- TO BE DONE -
Only the number is wanted: count the lines that contain "sleep".

** BEGIN **

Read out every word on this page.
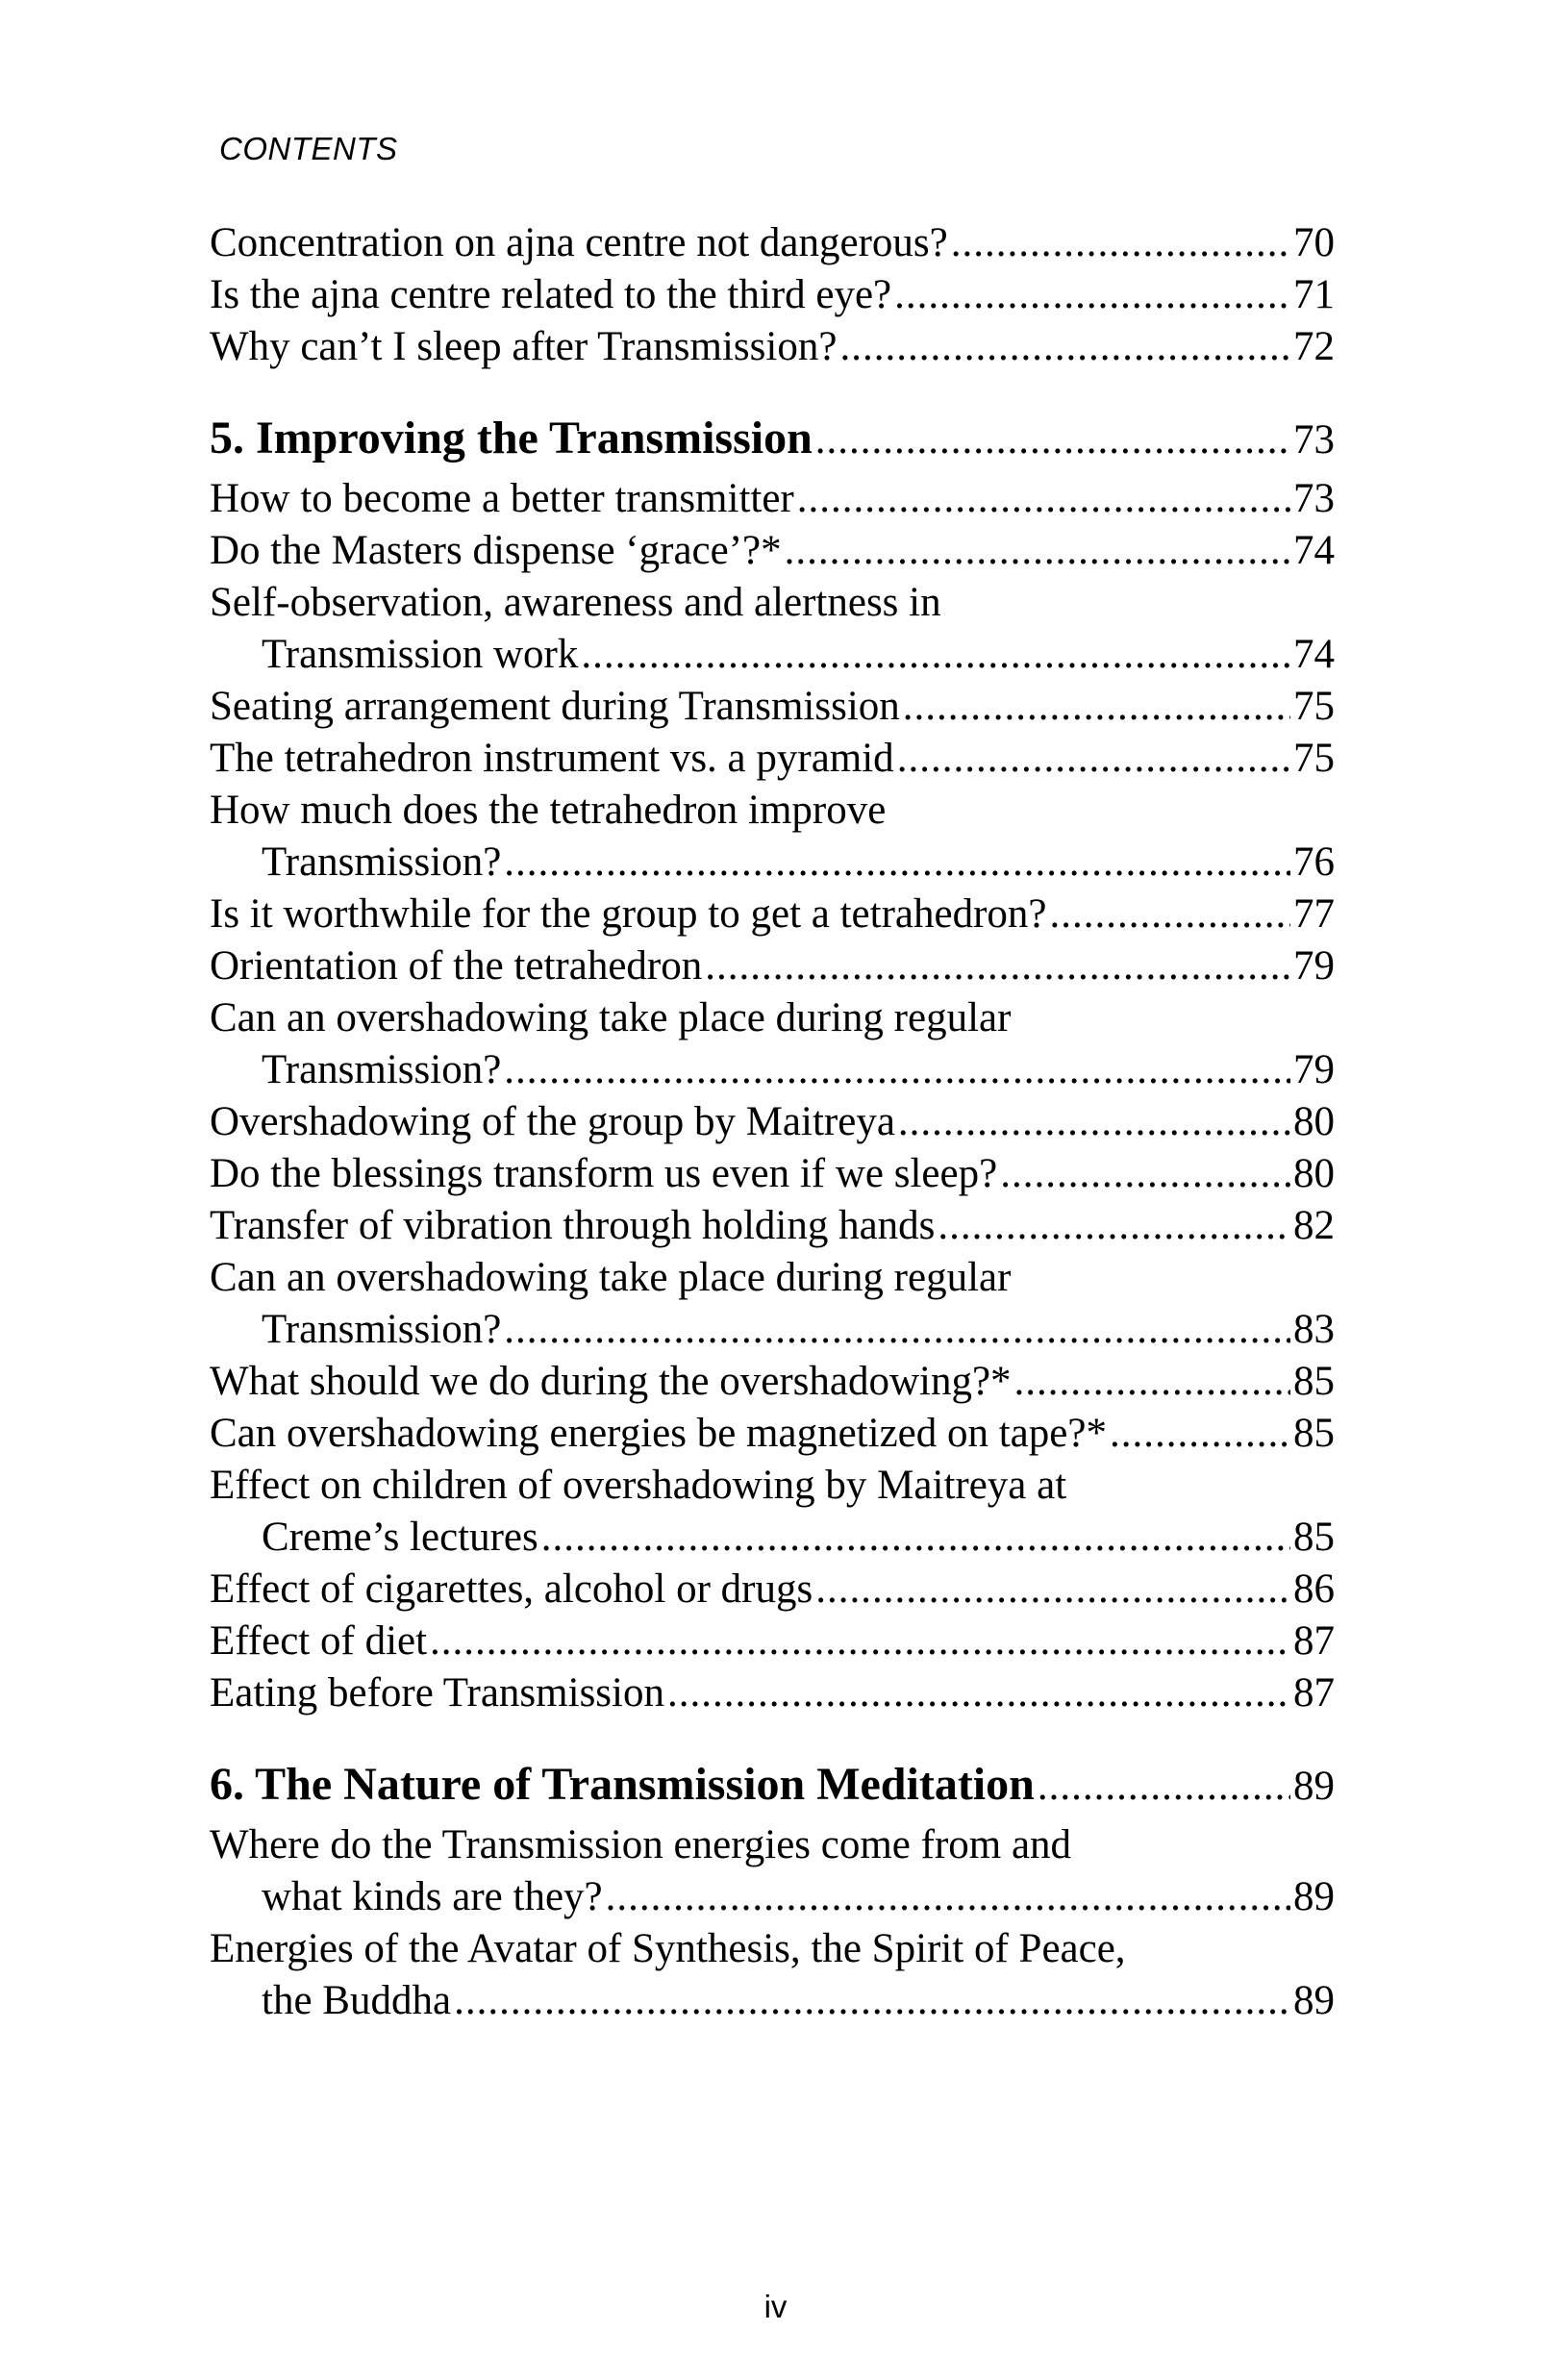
CONTENTS
Concentration on ajna centre not dangerous? .....	70
Is the ajna centre related to the third eye? .....	71
Why can’t I sleep after Transmission? .....	72
5. Improving the Transmission .....	73
How to become a better transmitter .....	73
Do the Masters dispense ‘grace’?* .....	74
Self-observation, awareness and alertness in
Transmission work .....	74
Seating arrangement during Transmission .....	75
The tetrahedron instrument vs. a pyramid .....	75
How much does the tetrahedron improve
Transmission? .....	76
Is it worthwhile for the group to get a tetrahedron? .....	77
Orientation of the tetrahedron .....	79
Can an overshadowing take place during regular
Transmission? .....	79
Overshadowing of the group by Maitreya .....	80
Do the blessings transform us even if we sleep? .....	80
Transfer of vibration through holding hands .....	82
Can an overshadowing take place during regular
Transmission? .....	83
What should we do during the overshadowing?* .....	85
Can overshadowing energies be magnetized on tape?* .....	85
Effect on children of overshadowing by Maitreya at
Creme’s lectures .....	85
Effect of cigarettes, alcohol or drugs .....	86
Effect of diet .....	87
Eating before Transmission .....	87
6. The Nature of Transmission Meditation .....	89
Where do the Transmission energies come from and
what kinds are they? .....	89
Energies of the Avatar of Synthesis, the Spirit of Peace,
the Buddha .....	89
iv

** END **

- WORKED SOLUTION -
2